Problem statement: Wherever the word "JSON" appears in the entries, copy the whole line.

Dataset excerpts:
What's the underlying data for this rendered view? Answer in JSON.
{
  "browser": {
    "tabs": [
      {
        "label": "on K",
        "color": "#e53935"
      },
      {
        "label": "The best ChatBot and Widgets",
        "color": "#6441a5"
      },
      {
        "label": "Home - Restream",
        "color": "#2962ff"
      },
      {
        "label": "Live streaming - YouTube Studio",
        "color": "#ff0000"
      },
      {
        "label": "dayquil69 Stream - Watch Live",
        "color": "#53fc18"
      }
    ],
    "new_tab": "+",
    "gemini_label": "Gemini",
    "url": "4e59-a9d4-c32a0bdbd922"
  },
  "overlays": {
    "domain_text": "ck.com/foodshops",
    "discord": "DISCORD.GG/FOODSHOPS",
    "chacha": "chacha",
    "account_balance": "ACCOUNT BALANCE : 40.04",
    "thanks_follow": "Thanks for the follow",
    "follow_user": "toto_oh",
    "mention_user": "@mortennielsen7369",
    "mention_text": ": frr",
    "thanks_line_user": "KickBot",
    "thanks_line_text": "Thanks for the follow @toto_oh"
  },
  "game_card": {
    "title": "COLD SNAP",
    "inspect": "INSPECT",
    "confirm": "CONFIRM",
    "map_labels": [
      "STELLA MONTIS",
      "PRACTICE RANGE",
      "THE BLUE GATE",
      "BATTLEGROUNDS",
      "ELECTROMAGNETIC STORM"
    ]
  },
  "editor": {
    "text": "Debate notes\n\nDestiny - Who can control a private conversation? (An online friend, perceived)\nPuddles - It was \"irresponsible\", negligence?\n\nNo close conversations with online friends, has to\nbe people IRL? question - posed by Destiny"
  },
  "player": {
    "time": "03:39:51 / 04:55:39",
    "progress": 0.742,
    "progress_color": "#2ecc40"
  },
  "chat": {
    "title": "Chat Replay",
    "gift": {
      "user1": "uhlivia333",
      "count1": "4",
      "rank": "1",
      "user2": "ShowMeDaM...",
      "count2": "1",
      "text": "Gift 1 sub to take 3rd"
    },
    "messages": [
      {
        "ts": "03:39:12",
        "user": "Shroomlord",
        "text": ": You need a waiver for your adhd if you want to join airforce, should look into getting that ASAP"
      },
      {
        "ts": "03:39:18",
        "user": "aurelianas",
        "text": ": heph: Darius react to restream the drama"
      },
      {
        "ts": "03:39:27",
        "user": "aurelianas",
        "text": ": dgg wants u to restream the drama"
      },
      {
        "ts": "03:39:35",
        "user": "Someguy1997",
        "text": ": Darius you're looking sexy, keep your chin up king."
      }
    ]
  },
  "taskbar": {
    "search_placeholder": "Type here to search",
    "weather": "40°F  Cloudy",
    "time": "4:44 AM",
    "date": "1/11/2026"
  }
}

==

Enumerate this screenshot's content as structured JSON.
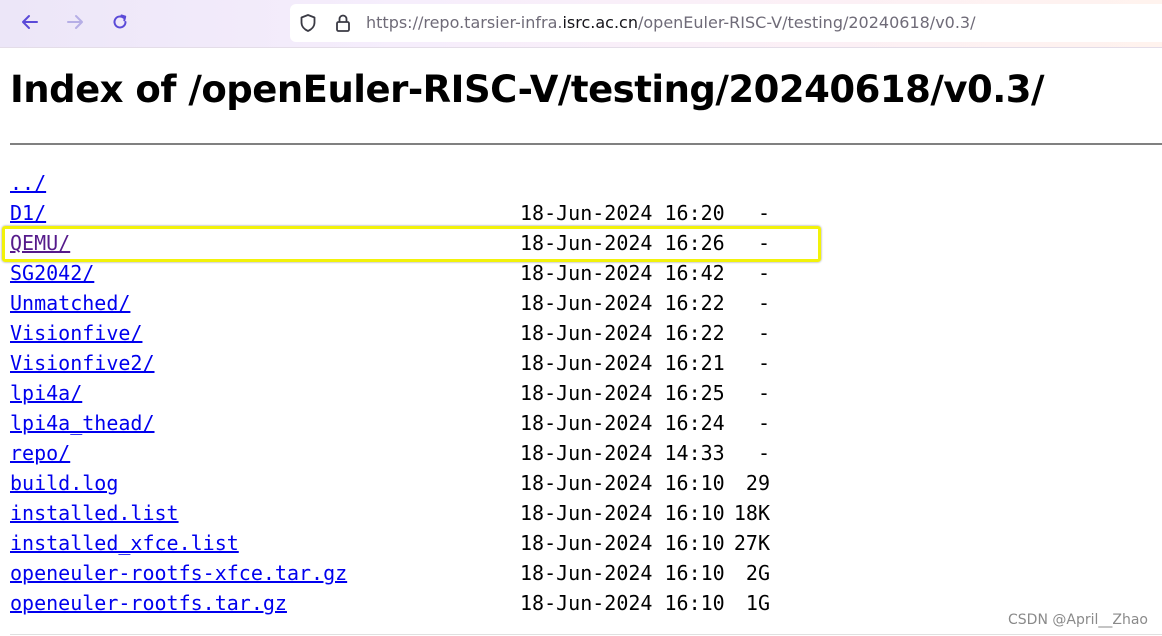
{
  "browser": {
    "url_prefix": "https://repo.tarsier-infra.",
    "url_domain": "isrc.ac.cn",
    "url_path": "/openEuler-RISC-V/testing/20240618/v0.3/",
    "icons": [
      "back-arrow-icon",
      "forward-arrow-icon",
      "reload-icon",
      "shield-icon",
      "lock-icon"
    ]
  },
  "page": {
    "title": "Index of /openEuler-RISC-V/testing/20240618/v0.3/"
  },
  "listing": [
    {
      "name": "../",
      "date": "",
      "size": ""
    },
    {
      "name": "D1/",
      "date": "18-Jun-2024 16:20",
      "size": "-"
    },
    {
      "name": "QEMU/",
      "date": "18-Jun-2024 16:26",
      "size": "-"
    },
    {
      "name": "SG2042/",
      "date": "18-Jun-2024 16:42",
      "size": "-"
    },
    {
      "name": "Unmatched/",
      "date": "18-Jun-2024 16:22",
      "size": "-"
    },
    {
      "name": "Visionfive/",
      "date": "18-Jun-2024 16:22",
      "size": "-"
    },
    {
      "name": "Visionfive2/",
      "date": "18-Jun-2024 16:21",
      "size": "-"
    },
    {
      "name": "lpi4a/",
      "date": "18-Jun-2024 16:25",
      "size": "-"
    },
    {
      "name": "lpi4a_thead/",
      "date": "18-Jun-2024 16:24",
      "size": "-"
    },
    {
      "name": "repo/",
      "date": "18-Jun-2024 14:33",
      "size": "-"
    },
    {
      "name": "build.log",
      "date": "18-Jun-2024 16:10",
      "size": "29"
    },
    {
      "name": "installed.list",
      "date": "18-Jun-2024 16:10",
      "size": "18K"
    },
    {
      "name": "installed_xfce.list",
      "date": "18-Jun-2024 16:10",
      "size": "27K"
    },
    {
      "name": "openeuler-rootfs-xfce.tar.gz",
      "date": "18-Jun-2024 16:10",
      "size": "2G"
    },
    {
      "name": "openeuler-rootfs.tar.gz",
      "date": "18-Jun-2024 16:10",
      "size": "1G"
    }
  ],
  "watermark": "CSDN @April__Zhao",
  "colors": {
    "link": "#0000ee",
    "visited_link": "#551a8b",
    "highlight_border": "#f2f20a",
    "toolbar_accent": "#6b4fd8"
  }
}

Solution below:
What's the underlying data for this rendered view? Answer in JSON.
Enumerate this screenshot's content as structured JSON.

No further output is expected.